→ EXERCISE AIM
Repeat all of the material exactly as given.

# # # # # # #

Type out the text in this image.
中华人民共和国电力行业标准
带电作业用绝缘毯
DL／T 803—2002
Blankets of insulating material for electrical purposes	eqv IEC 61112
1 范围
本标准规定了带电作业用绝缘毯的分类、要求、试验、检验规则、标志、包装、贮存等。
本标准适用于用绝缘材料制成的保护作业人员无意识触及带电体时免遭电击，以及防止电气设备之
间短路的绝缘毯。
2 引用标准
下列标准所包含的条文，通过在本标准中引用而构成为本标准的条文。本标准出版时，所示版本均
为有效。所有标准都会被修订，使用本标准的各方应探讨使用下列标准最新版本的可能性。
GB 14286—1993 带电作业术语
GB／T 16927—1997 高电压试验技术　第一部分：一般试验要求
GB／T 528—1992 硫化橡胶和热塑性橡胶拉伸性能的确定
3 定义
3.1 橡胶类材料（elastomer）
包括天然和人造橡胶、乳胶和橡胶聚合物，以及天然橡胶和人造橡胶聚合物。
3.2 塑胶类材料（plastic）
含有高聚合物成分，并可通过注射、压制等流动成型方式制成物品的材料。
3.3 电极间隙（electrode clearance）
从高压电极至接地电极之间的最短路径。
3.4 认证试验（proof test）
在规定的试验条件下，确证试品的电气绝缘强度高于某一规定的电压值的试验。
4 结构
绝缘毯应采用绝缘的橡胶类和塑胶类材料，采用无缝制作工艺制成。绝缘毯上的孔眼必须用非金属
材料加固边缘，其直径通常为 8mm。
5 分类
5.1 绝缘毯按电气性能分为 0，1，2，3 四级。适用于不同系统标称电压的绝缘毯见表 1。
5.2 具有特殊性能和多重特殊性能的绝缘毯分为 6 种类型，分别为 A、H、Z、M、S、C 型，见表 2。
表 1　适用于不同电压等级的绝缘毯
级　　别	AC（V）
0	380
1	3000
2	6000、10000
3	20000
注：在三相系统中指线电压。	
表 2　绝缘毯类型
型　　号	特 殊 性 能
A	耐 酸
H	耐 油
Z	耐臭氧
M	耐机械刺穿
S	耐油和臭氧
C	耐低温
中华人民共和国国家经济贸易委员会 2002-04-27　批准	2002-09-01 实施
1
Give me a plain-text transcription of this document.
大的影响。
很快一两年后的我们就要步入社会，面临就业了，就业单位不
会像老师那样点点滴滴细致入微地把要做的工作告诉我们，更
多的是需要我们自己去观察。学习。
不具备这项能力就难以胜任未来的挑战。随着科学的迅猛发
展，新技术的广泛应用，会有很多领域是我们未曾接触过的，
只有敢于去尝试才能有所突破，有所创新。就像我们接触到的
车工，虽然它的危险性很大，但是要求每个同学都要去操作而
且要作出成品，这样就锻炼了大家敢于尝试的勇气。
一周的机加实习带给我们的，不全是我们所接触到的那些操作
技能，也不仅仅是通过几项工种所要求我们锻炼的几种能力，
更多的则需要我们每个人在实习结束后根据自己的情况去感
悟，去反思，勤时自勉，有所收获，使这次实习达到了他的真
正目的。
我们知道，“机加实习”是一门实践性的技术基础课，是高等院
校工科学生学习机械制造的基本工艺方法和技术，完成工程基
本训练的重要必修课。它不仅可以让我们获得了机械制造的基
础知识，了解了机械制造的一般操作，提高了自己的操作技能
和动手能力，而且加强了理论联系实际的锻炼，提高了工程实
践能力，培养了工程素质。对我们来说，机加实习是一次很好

# # # # # # #

→ COMPLETED EXERCISE
Type out the text in this image.
中华人民共和国电力行业标准
带电作业用绝缘毯
DL／T 803—2002
Blankets of insulating material for electrical purposes	eqv IEC 61112
1 范围
本标准规定了带电作业用绝缘毯的分类、要求、试验、检验规则、标志、包装、贮存等。
本标准适用于用绝缘材料制成的保护作业人员无意识触及带电体时免遭电击，以及防止电气设备之
间短路的绝缘毯。
2 引用标准
下列标准所包含的条文，通过在本标准中引用而构成为本标准的条文。本标准出版时，所示版本均
为有效。所有标准都会被修订，使用本标准的各方应探讨使用下列标准最新版本的可能性。
GB 14286—1993 带电作业术语
GB／T 16927—1997 高电压试验技术　第一部分：一般试验要求
GB／T 528—1992 硫化橡胶和热塑性橡胶拉伸性能的确定
3 定义
3.1 橡胶类材料（elastomer）
包括天然和人造橡胶、乳胶和橡胶聚合物，以及天然橡胶和人造橡胶聚合物。
3.2 塑胶类材料（plastic）
含有高聚合物成分，并可通过注射、压制等流动成型方式制成物品的材料。
3.3 电极间隙（electrode clearance）
从高压电极至接地电极之间的最短路径。
3.4 认证试验（proof test）
在规定的试验条件下，确证试品的电气绝缘强度高于某一规定的电压值的试验。
4 结构
绝缘毯应采用绝缘的橡胶类和塑胶类材料，采用无缝制作工艺制成。绝缘毯上的孔眼必须用非金属
材料加固边缘，其直径通常为 8mm。
5 分类
5.1 绝缘毯按电气性能分为 0，1，2，3 四级。适用于不同系统标称电压的绝缘毯见表 1。
5.2 具有特殊性能和多重特殊性能的绝缘毯分为 6 种类型，分别为 A、H、Z、M、S、C 型，见表 2。
表 1　适用于不同电压等级的绝缘毯
级　　别	AC（V）
0	380
1	3000
2	6000、10000
3	20000
注：在三相系统中指线电压。	
表 2　绝缘毯类型
型　　号	特 殊 性 能
A	耐 酸
H	耐 油
Z	耐臭氧
M	耐机械刺穿
S	耐油和臭氧
C	耐低温
中华人民共和国国家经济贸易委员会 2002-04-27　批准	2002-09-01 实施
1
Give me a plain-text transcription of this document.
大的影响。
很快一两年后的我们就要步入社会，面临就业了，就业单位不
会像老师那样点点滴滴细致入微地把要做的工作告诉我们，更
多的是需要我们自己去观察。学习。
不具备这项能力就难以胜任未来的挑战。随着科学的迅猛发
展，新技术的广泛应用，会有很多领域是我们未曾接触过的，
只有敢于去尝试才能有所突破，有所创新。就像我们接触到的
车工，虽然它的危险性很大，但是要求每个同学都要去操作而
且要作出成品，这样就锻炼了大家敢于尝试的勇气。
一周的机加实习带给我们的，不全是我们所接触到的那些操作
技能，也不仅仅是通过几项工种所要求我们锻炼的几种能力，
更多的则需要我们每个人在实习结束后根据自己的情况去感
悟，去反思，勤时自勉，有所收获，使这次实习达到了他的真
正目的。
我们知道，“机加实习”是一门实践性的技术基础课，是高等院
校工科学生学习机械制造的基本工艺方法和技术，完成工程基
本训练的重要必修课。它不仅可以让我们获得了机械制造的基
础知识，了解了机械制造的一般操作，提高了自己的操作技能
和动手能力，而且加强了理论联系实际的锻炼，提高了工程实
践能力，培养了工程素质。对我们来说，机加实习是一次很好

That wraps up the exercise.